TASK OBJECTIVE => The entries below are to be repeated exactly as they stand.

ITEMS =>

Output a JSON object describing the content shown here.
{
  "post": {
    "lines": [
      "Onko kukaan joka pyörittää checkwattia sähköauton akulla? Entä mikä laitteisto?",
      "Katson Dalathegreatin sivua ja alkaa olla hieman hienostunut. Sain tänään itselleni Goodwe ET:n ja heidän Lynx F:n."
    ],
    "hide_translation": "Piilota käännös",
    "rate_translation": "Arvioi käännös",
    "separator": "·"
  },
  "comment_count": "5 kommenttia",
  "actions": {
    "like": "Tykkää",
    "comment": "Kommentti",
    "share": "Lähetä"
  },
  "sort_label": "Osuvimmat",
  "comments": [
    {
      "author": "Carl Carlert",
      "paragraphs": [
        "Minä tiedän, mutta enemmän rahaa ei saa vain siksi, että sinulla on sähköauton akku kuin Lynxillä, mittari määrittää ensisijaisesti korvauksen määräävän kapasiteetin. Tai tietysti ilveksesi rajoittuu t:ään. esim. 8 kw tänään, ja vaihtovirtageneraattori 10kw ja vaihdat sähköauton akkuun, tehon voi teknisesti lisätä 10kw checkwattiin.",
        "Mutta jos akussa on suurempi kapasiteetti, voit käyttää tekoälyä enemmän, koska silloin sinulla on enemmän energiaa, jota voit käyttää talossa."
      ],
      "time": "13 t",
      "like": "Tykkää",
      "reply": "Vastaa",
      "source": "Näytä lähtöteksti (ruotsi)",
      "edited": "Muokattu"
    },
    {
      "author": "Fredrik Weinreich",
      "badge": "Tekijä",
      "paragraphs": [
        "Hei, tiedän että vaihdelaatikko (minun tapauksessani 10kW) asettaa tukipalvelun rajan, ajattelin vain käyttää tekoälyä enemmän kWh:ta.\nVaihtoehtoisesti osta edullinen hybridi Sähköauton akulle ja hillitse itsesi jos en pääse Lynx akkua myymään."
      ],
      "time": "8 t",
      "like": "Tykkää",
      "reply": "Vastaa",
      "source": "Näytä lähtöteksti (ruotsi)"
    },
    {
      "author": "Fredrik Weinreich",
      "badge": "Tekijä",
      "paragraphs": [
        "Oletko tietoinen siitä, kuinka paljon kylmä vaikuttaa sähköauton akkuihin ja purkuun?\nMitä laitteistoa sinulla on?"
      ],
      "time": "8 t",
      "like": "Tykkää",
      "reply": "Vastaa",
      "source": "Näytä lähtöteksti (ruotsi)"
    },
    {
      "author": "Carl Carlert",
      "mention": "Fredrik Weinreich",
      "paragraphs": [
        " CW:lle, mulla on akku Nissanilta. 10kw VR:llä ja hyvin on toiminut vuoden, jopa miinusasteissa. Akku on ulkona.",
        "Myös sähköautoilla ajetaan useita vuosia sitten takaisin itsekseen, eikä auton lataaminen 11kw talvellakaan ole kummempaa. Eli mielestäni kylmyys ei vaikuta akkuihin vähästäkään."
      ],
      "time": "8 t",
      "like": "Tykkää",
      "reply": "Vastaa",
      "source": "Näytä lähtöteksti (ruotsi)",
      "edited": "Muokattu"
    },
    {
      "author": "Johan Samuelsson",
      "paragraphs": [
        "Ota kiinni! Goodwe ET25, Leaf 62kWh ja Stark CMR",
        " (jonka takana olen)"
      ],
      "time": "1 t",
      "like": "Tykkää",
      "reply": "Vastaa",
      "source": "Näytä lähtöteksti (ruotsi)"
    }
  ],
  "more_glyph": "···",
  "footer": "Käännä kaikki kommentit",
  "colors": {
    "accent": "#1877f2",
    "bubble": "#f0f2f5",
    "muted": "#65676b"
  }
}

RESPONSE =>
Output a JSON object describing the content shown here.
{
  "post": {
    "lines": [
      "Onko kukaan joka pyörittää checkwattia sähköauton akulla? Entä mikä laitteisto?",
      "Katson Dalathegreatin sivua ja alkaa olla hieman hienostunut. Sain tänään itselleni Goodwe ET:n ja heidän Lynx F:n."
    ],
    "hide_translation": "Piilota käännös",
    "rate_translation": "Arvioi käännös",
    "separator": "·"
  },
  "comment_count": "5 kommenttia",
  "actions": {
    "like": "Tykkää",
    "comment": "Kommentti",
    "share": "Lähetä"
  },
  "sort_label": "Osuvimmat",
  "comments": [
    {
      "author": "Carl Carlert",
      "paragraphs": [
        "Minä tiedän, mutta enemmän rahaa ei saa vain siksi, että sinulla on sähköauton akku kuin Lynxillä, mittari määrittää ensisijaisesti korvauksen määräävän kapasiteetin. Tai tietysti ilveksesi rajoittuu t:ään. esim. 8 kw tänään, ja vaihtovirtageneraattori 10kw ja vaihdat sähköauton akkuun, tehon voi teknisesti lisätä 10kw checkwattiin.",
        "Mutta jos akussa on suurempi kapasiteetti, voit käyttää tekoälyä enemmän, koska silloin sinulla on enemmän energiaa, jota voit käyttää talossa."
      ],
      "time": "13 t",
      "like": "Tykkää",
      "reply": "Vastaa",
      "source": "Näytä lähtöteksti (ruotsi)",
      "edited": "Muokattu"
    },
    {
      "author": "Fredrik Weinreich",
      "badge": "Tekijä",
      "paragraphs": [
        "Hei, tiedän että vaihdelaatikko (minun tapauksessani 10kW) asettaa tukipalvelun rajan, ajattelin vain käyttää tekoälyä enemmän kWh:ta.\nVaihtoehtoisesti osta edullinen hybridi Sähköauton akulle ja hillitse itsesi jos en pääse Lynx akkua myymään."
      ],
      "time": "8 t",
      "like": "Tykkää",
      "reply": "Vastaa",
      "source": "Näytä lähtöteksti (ruotsi)"
    },
    {
      "author": "Fredrik Weinreich",
      "badge": "Tekijä",
      "paragraphs": [
        "Oletko tietoinen siitä, kuinka paljon kylmä vaikuttaa sähköauton akkuihin ja purkuun?\nMitä laitteistoa sinulla on?"
      ],
      "time": "8 t",
      "like": "Tykkää",
      "reply": "Vastaa",
      "source": "Näytä lähtöteksti (ruotsi)"
    },
    {
      "author": "Carl Carlert",
      "mention": "Fredrik Weinreich",
      "paragraphs": [
        " CW:lle, mulla on akku Nissanilta. 10kw VR:llä ja hyvin on toiminut vuoden, jopa miinusasteissa. Akku on ulkona.",
        "Myös sähköautoilla ajetaan useita vuosia sitten takaisin itsekseen, eikä auton lataaminen 11kw talvellakaan ole kummempaa. Eli mielestäni kylmyys ei vaikuta akkuihin vähästäkään."
      ],
      "time": "8 t",
      "like": "Tykkää",
      "reply": "Vastaa",
      "source": "Näytä lähtöteksti (ruotsi)",
      "edited": "Muokattu"
    },
    {
      "author": "Johan Samuelsson",
      "paragraphs": [
        "Ota kiinni! Goodwe ET25, Leaf 62kWh ja Stark CMR",
        " (jonka takana olen)"
      ],
      "time": "1 t",
      "like": "Tykkää",
      "reply": "Vastaa",
      "source": "Näytä lähtöteksti (ruotsi)"
    }
  ],
  "more_glyph": "···",
  "footer": "Käännä kaikki kommentit",
  "colors": {
    "accent": "#1877f2",
    "bubble": "#f0f2f5",
    "muted": "#65676b"
  }
}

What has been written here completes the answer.